TO BE DONE:
Without the pictures, return each record as it appears.

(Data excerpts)
▼

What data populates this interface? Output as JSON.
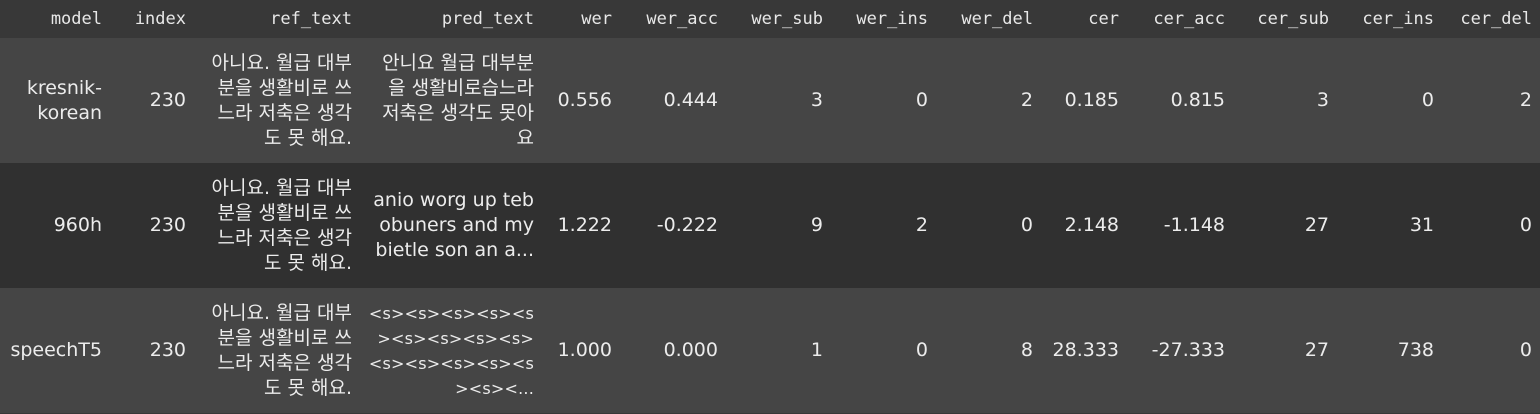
{
  "columns": [
    "model",
    "index",
    "ref_text",
    "pred_text",
    "wer",
    "wer_acc",
    "wer_sub",
    "wer_ins",
    "wer_del",
    "cer",
    "cer_acc",
    "cer_sub",
    "cer_ins",
    "cer_del"
  ],
  "rows": [
    {
      "model": "kresnik-korean",
      "index": "230",
      "ref_text": "아니요. 월급 대부분을 생활비로 쓰느라 저축은 생각도 못 해요.",
      "pred_text": "안니요 월급 대부분을 생활비로습느라 저축은 생각도 못아요",
      "wer": "0.556",
      "wer_acc": "0.444",
      "wer_sub": "3",
      "wer_ins": "0",
      "wer_del": "2",
      "cer": "0.185",
      "cer_acc": "0.815",
      "cer_sub": "3",
      "cer_ins": "0",
      "cer_del": "2"
    },
    {
      "model": "960h",
      "index": "230",
      "ref_text": "아니요. 월급 대부분을 생활비로 쓰느라 저축은 생각도 못 해요.",
      "pred_text": "anio worg up tebobuners and my bietle son an a...",
      "wer": "1.222",
      "wer_acc": "-0.222",
      "wer_sub": "9",
      "wer_ins": "2",
      "wer_del": "0",
      "cer": "2.148",
      "cer_acc": "-1.148",
      "cer_sub": "27",
      "cer_ins": "31",
      "cer_del": "0"
    },
    {
      "model": "speechT5",
      "index": "230",
      "ref_text": "아니요. 월급 대부분을 생활비로 쓰느라 저축은 생각도 못 해요.",
      "pred_text": "<s><s><s><s><s><s><s><s><s><s><s><s><s><s><s><...",
      "wer": "1.000",
      "wer_acc": "0.000",
      "wer_sub": "1",
      "wer_ins": "0",
      "wer_del": "8",
      "cer": "28.333",
      "cer_acc": "-27.333",
      "cer_sub": "27",
      "cer_ins": "738",
      "cer_del": "0"
    }
  ]
}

▲

ANSWER FOR THE TASK:
What data populates this interface? Output as JSON.
{
  "columns": [
    "model",
    "index",
    "ref_text",
    "pred_text",
    "wer",
    "wer_acc",
    "wer_sub",
    "wer_ins",
    "wer_del",
    "cer",
    "cer_acc",
    "cer_sub",
    "cer_ins",
    "cer_del"
  ],
  "rows": [
    {
      "model": "kresnik-korean",
      "index": "230",
      "ref_text": "아니요. 월급 대부분을 생활비로 쓰느라 저축은 생각도 못 해요.",
      "pred_text": "안니요 월급 대부분을 생활비로습느라 저축은 생각도 못아요",
      "wer": "0.556",
      "wer_acc": "0.444",
      "wer_sub": "3",
      "wer_ins": "0",
      "wer_del": "2",
      "cer": "0.185",
      "cer_acc": "0.815",
      "cer_sub": "3",
      "cer_ins": "0",
      "cer_del": "2"
    },
    {
      "model": "960h",
      "index": "230",
      "ref_text": "아니요. 월급 대부분을 생활비로 쓰느라 저축은 생각도 못 해요.",
      "pred_text": "anio worg up tebobuners and my bietle son an a...",
      "wer": "1.222",
      "wer_acc": "-0.222",
      "wer_sub": "9",
      "wer_ins": "2",
      "wer_del": "0",
      "cer": "2.148",
      "cer_acc": "-1.148",
      "cer_sub": "27",
      "cer_ins": "31",
      "cer_del": "0"
    },
    {
      "model": "speechT5",
      "index": "230",
      "ref_text": "아니요. 월급 대부분을 생활비로 쓰느라 저축은 생각도 못 해요.",
      "pred_text": "<s><s><s><s><s><s><s><s><s><s><s><s><s><s><s><...",
      "wer": "1.000",
      "wer_acc": "0.000",
      "wer_sub": "1",
      "wer_ins": "0",
      "wer_del": "8",
      "cer": "28.333",
      "cer_acc": "-27.333",
      "cer_sub": "27",
      "cer_ins": "738",
      "cer_del": "0"
    }
  ]
}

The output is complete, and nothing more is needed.